(Collected data entries)
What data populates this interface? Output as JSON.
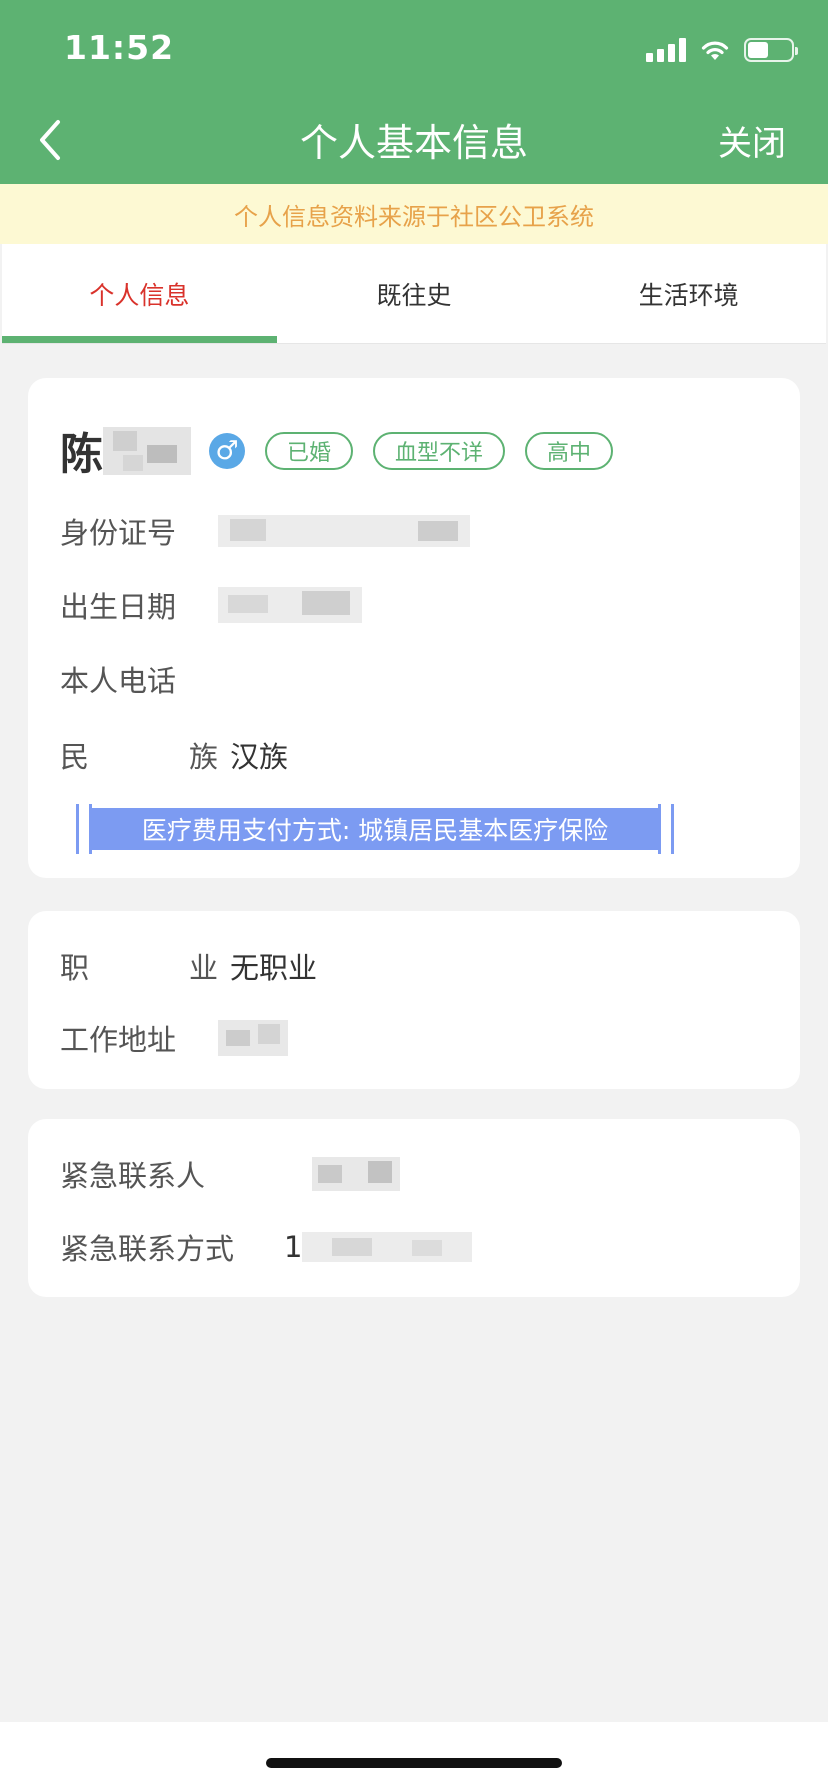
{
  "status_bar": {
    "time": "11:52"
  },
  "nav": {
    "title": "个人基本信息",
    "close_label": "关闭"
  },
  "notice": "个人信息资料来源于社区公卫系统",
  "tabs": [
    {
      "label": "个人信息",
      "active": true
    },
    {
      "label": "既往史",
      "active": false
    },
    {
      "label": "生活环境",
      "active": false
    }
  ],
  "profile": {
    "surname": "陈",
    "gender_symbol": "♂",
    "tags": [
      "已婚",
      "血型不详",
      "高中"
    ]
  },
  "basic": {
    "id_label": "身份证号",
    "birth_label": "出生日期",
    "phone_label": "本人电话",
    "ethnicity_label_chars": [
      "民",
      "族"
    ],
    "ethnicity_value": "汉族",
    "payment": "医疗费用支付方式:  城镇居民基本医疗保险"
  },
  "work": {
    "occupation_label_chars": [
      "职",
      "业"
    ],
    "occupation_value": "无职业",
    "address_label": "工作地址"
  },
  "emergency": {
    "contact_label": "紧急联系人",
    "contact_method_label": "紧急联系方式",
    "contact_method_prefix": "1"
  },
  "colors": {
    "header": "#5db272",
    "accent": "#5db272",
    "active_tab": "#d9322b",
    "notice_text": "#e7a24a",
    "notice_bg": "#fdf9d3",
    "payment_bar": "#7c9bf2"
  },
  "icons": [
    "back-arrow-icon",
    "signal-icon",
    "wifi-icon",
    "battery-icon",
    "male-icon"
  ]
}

**EXERCISE GOAL:** Write every entry out again exactly, dropping the pictures.

**WORKED ANSWER:**
What data populates this interface? Output as JSON.
{
  "status_bar": {
    "time": "11:52"
  },
  "nav": {
    "title": "个人基本信息",
    "close_label": "关闭"
  },
  "notice": "个人信息资料来源于社区公卫系统",
  "tabs": [
    {
      "label": "个人信息",
      "active": true
    },
    {
      "label": "既往史",
      "active": false
    },
    {
      "label": "生活环境",
      "active": false
    }
  ],
  "profile": {
    "surname": "陈",
    "gender_symbol": "♂",
    "tags": [
      "已婚",
      "血型不详",
      "高中"
    ]
  },
  "basic": {
    "id_label": "身份证号",
    "birth_label": "出生日期",
    "phone_label": "本人电话",
    "ethnicity_label_chars": [
      "民",
      "族"
    ],
    "ethnicity_value": "汉族",
    "payment": "医疗费用支付方式:  城镇居民基本医疗保险"
  },
  "work": {
    "occupation_label_chars": [
      "职",
      "业"
    ],
    "occupation_value": "无职业",
    "address_label": "工作地址"
  },
  "emergency": {
    "contact_label": "紧急联系人",
    "contact_method_label": "紧急联系方式",
    "contact_method_prefix": "1"
  },
  "colors": {
    "header": "#5db272",
    "accent": "#5db272",
    "active_tab": "#d9322b",
    "notice_text": "#e7a24a",
    "notice_bg": "#fdf9d3",
    "payment_bar": "#7c9bf2"
  },
  "icons": [
    "back-arrow-icon",
    "signal-icon",
    "wifi-icon",
    "battery-icon",
    "male-icon"
  ]
}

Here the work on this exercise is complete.